Your objective |
Work through the data below and give the number of lines holding "What", nothing more.

Figure content listings |
--- Begin ---
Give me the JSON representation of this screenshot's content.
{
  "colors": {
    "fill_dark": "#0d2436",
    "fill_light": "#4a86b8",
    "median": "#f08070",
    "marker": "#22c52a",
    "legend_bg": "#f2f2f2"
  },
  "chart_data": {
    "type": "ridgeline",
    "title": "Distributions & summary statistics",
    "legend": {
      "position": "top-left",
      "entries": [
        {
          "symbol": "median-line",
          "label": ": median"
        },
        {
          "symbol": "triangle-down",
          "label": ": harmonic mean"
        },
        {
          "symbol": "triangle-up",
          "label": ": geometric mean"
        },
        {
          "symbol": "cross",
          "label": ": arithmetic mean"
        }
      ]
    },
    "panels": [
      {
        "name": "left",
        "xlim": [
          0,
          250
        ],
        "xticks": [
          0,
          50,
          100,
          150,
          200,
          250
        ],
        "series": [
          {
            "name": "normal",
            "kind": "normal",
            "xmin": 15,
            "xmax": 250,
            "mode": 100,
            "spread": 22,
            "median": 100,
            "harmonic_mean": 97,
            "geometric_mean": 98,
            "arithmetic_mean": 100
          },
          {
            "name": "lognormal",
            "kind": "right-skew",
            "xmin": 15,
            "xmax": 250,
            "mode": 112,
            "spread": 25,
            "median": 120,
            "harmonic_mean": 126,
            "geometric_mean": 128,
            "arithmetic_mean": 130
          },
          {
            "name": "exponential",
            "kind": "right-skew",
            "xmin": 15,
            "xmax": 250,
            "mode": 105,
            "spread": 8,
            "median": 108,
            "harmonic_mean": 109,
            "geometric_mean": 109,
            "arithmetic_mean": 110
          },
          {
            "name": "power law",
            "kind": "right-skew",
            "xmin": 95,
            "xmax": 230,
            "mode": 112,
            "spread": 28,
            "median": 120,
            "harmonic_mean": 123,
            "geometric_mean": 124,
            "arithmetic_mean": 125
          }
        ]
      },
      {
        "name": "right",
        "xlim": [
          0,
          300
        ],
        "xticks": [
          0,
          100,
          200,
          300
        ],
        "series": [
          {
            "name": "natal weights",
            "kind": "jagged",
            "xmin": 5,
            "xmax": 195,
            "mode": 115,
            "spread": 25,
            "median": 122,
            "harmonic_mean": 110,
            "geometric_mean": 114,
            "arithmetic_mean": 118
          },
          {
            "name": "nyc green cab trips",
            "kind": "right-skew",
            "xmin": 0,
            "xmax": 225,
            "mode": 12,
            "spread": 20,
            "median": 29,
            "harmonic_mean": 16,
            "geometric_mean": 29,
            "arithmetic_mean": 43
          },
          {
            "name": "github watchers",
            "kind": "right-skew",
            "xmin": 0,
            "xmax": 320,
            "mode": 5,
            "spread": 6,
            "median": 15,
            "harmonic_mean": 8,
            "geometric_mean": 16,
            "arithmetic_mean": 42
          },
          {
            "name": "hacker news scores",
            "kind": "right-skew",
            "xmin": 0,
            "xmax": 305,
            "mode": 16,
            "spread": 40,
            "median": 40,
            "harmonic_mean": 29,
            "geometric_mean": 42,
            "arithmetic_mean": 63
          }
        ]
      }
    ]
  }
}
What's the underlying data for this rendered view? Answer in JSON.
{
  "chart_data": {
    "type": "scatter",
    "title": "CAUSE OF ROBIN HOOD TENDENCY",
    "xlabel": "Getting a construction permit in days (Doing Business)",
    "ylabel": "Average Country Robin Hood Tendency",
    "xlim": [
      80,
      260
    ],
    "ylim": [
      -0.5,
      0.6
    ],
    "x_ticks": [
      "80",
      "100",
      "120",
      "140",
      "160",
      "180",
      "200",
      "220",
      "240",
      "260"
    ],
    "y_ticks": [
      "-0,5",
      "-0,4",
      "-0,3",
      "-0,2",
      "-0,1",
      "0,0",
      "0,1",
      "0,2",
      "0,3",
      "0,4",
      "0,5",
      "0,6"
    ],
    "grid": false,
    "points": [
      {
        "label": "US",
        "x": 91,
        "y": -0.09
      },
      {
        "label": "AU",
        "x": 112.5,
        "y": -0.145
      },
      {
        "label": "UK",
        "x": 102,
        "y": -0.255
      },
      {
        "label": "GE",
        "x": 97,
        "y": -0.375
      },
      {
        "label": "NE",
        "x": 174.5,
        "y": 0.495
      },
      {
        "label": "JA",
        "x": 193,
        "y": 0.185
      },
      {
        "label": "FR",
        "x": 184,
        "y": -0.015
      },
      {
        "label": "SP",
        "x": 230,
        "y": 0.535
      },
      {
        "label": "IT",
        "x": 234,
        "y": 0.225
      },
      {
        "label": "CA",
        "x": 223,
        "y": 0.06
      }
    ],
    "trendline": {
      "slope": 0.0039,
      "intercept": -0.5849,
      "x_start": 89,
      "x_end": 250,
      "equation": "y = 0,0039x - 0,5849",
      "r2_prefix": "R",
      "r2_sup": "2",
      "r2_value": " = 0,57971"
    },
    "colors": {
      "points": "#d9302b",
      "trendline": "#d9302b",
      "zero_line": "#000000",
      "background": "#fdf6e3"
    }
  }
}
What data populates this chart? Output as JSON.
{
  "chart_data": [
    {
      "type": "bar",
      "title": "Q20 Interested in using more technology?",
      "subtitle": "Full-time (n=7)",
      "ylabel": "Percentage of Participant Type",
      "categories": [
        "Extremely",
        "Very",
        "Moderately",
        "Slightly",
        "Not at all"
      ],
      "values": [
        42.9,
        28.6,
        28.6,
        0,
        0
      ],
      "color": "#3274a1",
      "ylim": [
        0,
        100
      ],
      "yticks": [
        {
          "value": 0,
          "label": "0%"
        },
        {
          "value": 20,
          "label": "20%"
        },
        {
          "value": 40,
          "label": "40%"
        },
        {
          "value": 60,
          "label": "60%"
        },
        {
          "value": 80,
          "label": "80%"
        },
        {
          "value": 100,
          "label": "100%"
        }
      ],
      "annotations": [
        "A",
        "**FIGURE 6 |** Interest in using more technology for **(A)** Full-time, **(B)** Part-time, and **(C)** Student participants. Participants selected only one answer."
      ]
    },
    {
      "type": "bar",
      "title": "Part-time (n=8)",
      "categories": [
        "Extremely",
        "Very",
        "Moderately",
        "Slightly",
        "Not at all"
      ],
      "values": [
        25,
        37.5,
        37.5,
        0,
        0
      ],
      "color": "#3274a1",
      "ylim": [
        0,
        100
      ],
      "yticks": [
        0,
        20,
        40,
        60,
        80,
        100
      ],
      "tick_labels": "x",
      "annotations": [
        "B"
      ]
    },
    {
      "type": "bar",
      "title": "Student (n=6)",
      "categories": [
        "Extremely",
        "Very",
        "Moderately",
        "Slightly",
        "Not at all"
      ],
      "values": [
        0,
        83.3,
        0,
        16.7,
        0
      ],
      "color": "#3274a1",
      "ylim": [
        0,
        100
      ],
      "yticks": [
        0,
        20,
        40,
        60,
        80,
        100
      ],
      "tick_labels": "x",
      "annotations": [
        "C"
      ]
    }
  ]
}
--- End ---
Answer for this exercise |
2